◆ Stored data
**********
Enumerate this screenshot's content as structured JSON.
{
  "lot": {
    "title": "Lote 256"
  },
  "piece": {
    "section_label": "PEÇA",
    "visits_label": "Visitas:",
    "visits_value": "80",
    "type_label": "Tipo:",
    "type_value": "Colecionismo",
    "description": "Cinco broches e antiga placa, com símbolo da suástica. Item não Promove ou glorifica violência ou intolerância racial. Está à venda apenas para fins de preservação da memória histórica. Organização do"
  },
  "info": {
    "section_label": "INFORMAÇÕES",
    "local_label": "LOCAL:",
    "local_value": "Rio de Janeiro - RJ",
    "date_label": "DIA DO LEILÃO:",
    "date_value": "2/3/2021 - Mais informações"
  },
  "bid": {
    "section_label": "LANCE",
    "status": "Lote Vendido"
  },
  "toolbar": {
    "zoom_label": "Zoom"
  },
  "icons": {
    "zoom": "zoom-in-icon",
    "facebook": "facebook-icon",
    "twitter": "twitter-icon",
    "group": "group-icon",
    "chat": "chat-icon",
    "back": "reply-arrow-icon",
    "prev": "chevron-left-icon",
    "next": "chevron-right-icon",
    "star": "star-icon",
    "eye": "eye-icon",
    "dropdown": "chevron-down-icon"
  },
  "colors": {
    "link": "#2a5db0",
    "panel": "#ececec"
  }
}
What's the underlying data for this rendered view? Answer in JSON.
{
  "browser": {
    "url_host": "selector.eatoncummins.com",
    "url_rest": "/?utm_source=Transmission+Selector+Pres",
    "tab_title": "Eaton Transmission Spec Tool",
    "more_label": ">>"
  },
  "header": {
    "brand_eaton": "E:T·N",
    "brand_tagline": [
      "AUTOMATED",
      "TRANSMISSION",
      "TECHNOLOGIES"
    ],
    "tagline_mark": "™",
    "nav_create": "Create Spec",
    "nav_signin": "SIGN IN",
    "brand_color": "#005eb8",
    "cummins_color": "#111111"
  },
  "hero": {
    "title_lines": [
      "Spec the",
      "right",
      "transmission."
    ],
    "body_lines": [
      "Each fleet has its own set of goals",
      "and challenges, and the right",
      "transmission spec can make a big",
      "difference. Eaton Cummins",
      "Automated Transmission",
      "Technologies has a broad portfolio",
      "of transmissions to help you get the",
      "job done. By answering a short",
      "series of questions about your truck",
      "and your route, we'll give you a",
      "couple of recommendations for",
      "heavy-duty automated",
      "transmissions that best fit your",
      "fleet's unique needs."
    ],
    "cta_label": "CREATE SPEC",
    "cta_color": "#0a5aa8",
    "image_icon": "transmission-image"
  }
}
**********
◆ TASK REQUIREMENTS
All of the material above needs to be copied exactly.

◆ CORRECT OUTPUT
Enumerate this screenshot's content as structured JSON.
{
  "lot": {
    "title": "Lote 256"
  },
  "piece": {
    "section_label": "PEÇA",
    "visits_label": "Visitas:",
    "visits_value": "80",
    "type_label": "Tipo:",
    "type_value": "Colecionismo",
    "description": "Cinco broches e antiga placa, com símbolo da suástica. Item não Promove ou glorifica violência ou intolerância racial. Está à venda apenas para fins de preservação da memória histórica. Organização do"
  },
  "info": {
    "section_label": "INFORMAÇÕES",
    "local_label": "LOCAL:",
    "local_value": "Rio de Janeiro - RJ",
    "date_label": "DIA DO LEILÃO:",
    "date_value": "2/3/2021 - Mais informações"
  },
  "bid": {
    "section_label": "LANCE",
    "status": "Lote Vendido"
  },
  "toolbar": {
    "zoom_label": "Zoom"
  },
  "icons": {
    "zoom": "zoom-in-icon",
    "facebook": "facebook-icon",
    "twitter": "twitter-icon",
    "group": "group-icon",
    "chat": "chat-icon",
    "back": "reply-arrow-icon",
    "prev": "chevron-left-icon",
    "next": "chevron-right-icon",
    "star": "star-icon",
    "eye": "eye-icon",
    "dropdown": "chevron-down-icon"
  },
  "colors": {
    "link": "#2a5db0",
    "panel": "#ececec"
  }
}
What's the underlying data for this rendered view? Answer in JSON.
{
  "browser": {
    "url_host": "selector.eatoncummins.com",
    "url_rest": "/?utm_source=Transmission+Selector+Pres",
    "tab_title": "Eaton Transmission Spec Tool",
    "more_label": ">>"
  },
  "header": {
    "brand_eaton": "E:T·N",
    "brand_tagline": [
      "AUTOMATED",
      "TRANSMISSION",
      "TECHNOLOGIES"
    ],
    "tagline_mark": "™",
    "nav_create": "Create Spec",
    "nav_signin": "SIGN IN",
    "brand_color": "#005eb8",
    "cummins_color": "#111111"
  },
  "hero": {
    "title_lines": [
      "Spec the",
      "right",
      "transmission."
    ],
    "body_lines": [
      "Each fleet has its own set of goals",
      "and challenges, and the right",
      "transmission spec can make a big",
      "difference. Eaton Cummins",
      "Automated Transmission",
      "Technologies has a broad portfolio",
      "of transmissions to help you get the",
      "job done. By answering a short",
      "series of questions about your truck",
      "and your route, we'll give you a",
      "couple of recommendations for",
      "heavy-duty automated",
      "transmissions that best fit your",
      "fleet's unique needs."
    ],
    "cta_label": "CREATE SPEC",
    "cta_color": "#0a5aa8",
    "image_icon": "transmission-image"
  }
}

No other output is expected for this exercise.